● AIM OF THE EXERCISE: Sort through the entries below and pull out lines containing the word "หารกองท".

----- GIVEN DATA

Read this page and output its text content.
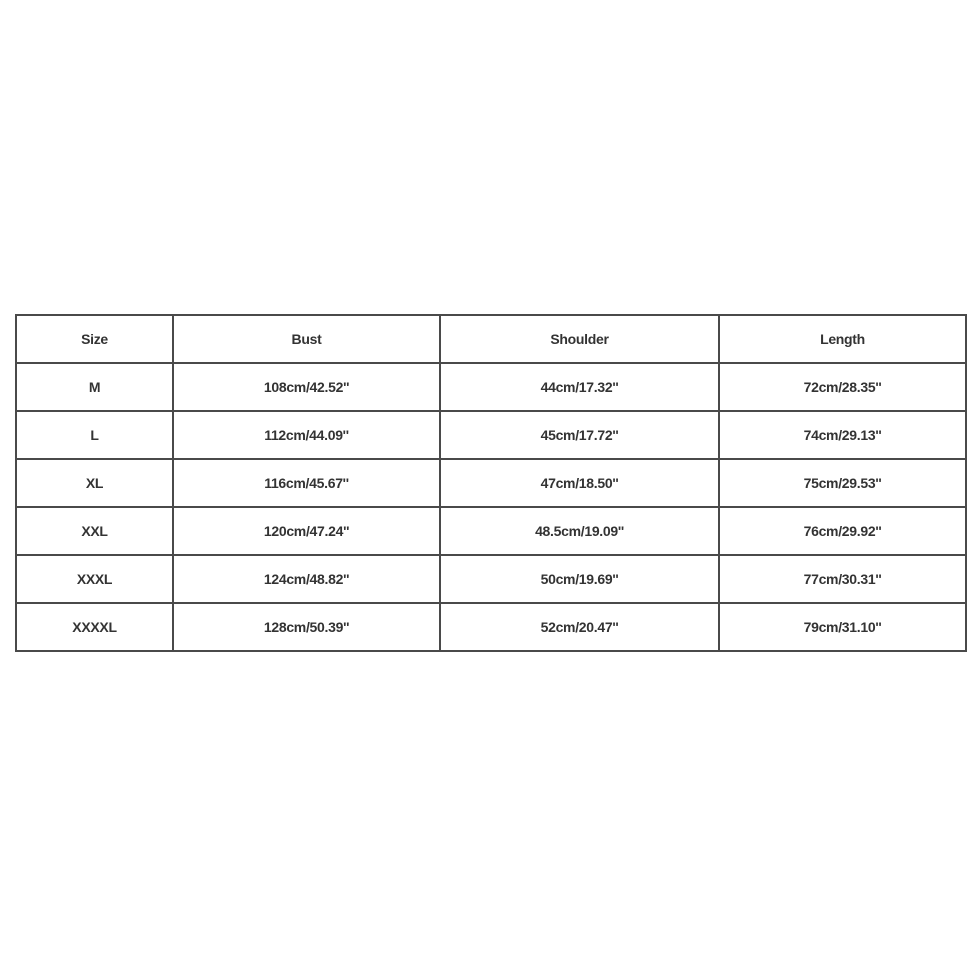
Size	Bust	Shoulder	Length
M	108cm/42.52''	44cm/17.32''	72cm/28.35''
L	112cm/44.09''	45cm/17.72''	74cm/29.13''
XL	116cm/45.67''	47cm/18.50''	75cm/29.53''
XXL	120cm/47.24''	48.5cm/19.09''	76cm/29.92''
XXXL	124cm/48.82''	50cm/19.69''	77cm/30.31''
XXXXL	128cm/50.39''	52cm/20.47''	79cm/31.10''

----------
----- GIVEN DATA

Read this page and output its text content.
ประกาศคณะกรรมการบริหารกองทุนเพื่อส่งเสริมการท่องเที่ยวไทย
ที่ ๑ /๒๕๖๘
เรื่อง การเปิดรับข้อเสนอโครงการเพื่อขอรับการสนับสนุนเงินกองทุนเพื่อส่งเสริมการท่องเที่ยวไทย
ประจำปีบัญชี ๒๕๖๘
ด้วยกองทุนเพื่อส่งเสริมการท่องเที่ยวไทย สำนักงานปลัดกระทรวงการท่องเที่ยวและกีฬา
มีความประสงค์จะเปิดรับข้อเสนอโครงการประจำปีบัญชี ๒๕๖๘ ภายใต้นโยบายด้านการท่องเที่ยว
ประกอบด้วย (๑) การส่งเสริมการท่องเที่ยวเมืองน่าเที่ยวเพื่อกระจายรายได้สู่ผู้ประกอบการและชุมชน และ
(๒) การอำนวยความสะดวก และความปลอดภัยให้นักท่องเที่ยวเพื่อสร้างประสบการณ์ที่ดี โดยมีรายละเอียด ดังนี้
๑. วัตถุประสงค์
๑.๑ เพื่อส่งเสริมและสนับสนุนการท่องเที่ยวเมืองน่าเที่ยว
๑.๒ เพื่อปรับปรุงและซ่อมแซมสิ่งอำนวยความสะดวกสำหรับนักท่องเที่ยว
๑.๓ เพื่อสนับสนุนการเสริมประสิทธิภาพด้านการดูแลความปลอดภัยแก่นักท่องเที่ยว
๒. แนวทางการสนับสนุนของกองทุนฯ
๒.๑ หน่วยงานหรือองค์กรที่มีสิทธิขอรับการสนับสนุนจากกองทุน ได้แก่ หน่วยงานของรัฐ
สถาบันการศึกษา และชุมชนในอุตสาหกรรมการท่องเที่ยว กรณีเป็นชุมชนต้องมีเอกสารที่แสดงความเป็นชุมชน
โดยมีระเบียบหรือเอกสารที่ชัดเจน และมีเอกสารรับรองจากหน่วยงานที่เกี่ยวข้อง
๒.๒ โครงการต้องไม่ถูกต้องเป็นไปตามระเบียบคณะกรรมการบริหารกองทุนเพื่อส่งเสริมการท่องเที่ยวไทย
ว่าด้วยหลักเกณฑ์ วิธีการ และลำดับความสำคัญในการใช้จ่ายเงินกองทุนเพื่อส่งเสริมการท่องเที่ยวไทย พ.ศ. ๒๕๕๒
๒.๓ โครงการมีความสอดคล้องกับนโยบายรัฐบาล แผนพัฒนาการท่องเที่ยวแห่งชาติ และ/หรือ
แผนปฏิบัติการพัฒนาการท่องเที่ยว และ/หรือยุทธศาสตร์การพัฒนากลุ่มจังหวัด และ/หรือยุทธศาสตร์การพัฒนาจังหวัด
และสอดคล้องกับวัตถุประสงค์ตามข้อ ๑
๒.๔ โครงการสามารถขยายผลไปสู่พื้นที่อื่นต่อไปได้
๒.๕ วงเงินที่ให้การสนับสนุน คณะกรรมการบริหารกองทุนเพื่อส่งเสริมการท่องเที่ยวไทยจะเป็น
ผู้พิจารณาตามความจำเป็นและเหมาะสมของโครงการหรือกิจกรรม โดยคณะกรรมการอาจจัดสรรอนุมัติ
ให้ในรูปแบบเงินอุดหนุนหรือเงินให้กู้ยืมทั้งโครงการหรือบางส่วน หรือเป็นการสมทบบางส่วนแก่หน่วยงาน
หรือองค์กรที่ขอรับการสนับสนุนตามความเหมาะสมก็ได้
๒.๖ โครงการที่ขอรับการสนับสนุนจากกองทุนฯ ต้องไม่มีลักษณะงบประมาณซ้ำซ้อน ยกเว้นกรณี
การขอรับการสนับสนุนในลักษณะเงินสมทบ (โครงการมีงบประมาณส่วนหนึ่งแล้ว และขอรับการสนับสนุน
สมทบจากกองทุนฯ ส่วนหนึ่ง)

----------

● ANSWER FOR THE TASK:
ประกาศคณะกรรมการบริหารกองทุนเพื่อส่งเสริมการท่องเที่ยวไทย
๒.๒ โครงการต้องไม่ถูกต้องเป็นไปตามระเบียบคณะกรรมการบริหารกองทุนเพื่อส่งเสริมการท่องเที่ยวไทย
๒.๕ วงเงินที่ให้การสนับสนุน คณะกรรมการบริหารกองทุนเพื่อส่งเสริมการท่องเที่ยวไทยจะเป็น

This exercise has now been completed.